FKA Twigs by Tiffany Baxter
FKA Twigs by Tiffany Baxter.

The music industry would have us believe women are dominating the music scene right now. Fierce, female, singer/songwriters are in abundance. We’ve got Miley on her wrecking ball, Beyonce grinding her surf board, Lady Gaga covered in ham. We’re winning ladies… I digress, we shouldn’t be laughing. Whilst the dominant, mainstream female artists claim to be writing their own music and be heavily involved in the creative process, the other side of the mixing desk is another story. The domination does not extend to production.

Trina Shoemaker mixing desk
There are plenty of high flying women in other areas of the music business. But despite the BBC starting to train female sound engineers in 1941, it is still a predominantly male playing field. Trina Shoemaker is a brilliant exception to this and was the first woman to take home a Grammy for ‘Best Sound Engineer’ in 1998 for her work on Sheryl Crow’s album Globe Sessions.

Women in music illustration Louise Andersone
Women in music: illustration by Louise Andersone.

However, only three women in history have been nominated for ‘Best Producer’ at the Brits and Grammys and we are yet to see the day a woman goes home with the prize. Perhaps this isn’t even a gender issue. According to The Music Producers Guild, women only hold 4% of the equity in music production. There just aren’t enough women in the sector. There are an array of arguments on the reasons behind this figure, ranging from women being disinterested in the technical side of things to sexism, to the age old restraint of becoming a mother and its incompatibility with the lifestyle and all consuming nature of a being a studio producer. Who knows what the truth is. Perhaps it’s a mish mash of the lot of them and then some.

◆ Your instructions
Copy the passage on women in music production word for word, from "Trina Shoemaker mixing" to "album Globe Sessions.".

◆ Records supplied
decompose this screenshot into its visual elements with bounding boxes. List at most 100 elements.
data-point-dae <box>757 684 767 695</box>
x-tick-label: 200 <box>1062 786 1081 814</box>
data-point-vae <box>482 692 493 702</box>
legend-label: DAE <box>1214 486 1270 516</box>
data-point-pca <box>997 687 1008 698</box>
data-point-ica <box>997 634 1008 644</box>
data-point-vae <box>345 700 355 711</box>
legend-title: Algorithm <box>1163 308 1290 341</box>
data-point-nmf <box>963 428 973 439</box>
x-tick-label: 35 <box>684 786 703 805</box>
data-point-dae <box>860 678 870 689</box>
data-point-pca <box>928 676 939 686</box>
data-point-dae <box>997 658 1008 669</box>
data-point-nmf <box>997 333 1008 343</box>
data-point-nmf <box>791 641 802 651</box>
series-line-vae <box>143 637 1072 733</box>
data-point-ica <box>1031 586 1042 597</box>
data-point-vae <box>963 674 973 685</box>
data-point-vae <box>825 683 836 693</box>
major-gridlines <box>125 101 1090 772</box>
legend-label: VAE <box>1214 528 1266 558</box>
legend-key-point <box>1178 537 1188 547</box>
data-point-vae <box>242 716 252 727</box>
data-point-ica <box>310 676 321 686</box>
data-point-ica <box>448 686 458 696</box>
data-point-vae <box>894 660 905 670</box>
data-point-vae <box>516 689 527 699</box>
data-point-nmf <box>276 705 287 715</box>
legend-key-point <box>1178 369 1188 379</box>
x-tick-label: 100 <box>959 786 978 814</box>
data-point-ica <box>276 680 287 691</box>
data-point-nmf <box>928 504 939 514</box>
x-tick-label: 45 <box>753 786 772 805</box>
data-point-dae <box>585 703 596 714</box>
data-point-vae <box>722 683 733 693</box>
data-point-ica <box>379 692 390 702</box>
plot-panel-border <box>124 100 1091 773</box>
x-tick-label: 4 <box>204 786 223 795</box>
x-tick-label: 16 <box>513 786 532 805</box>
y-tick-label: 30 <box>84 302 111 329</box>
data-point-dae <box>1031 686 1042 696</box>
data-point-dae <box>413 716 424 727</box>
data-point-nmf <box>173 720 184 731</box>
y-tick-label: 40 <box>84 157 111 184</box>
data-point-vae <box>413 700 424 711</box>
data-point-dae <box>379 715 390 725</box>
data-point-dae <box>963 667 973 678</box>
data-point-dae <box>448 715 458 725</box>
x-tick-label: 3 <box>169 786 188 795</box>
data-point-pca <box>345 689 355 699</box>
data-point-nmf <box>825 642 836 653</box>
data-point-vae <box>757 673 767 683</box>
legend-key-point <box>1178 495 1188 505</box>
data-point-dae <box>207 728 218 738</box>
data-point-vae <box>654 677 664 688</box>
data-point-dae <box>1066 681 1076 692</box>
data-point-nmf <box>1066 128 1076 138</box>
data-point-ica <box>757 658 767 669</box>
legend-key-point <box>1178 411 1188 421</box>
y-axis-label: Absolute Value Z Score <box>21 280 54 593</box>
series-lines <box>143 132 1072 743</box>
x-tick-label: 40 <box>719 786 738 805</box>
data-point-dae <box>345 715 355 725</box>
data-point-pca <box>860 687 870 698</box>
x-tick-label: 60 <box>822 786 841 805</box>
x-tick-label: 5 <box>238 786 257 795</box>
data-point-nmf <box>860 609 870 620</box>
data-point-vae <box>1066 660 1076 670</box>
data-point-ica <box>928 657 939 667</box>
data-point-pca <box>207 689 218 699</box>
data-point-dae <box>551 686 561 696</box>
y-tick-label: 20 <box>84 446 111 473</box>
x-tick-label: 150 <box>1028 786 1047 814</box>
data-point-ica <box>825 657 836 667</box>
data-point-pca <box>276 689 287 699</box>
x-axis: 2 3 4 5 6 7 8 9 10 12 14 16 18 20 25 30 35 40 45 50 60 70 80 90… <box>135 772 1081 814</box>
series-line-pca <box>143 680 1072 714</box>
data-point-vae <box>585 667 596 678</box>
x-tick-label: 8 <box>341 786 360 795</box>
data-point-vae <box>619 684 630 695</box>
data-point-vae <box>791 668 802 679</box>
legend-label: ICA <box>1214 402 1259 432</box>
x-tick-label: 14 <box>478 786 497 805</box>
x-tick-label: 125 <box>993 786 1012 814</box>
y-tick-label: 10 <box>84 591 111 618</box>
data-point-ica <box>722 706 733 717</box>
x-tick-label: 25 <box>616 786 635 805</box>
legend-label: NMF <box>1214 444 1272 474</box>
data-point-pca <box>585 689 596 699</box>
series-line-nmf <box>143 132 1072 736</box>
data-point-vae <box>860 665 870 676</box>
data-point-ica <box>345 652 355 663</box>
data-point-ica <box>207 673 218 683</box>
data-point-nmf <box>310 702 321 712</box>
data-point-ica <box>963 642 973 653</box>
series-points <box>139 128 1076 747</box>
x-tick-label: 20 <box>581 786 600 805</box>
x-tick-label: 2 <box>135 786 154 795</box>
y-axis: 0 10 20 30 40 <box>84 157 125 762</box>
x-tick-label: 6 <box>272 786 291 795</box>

◆ Task solution
Trina Shoemaker mixing desk
There are plenty of high flying women in other areas of the music business. But despite the BBC starting to train female sound engineers in 1941, it is still a predominantly male playing field. Trina Shoemaker is a brilliant exception to this and was the first woman to take home a Grammy for ‘Best Sound Engineer’ in 1998 for her work on Sheryl Crow’s album Globe Sessions.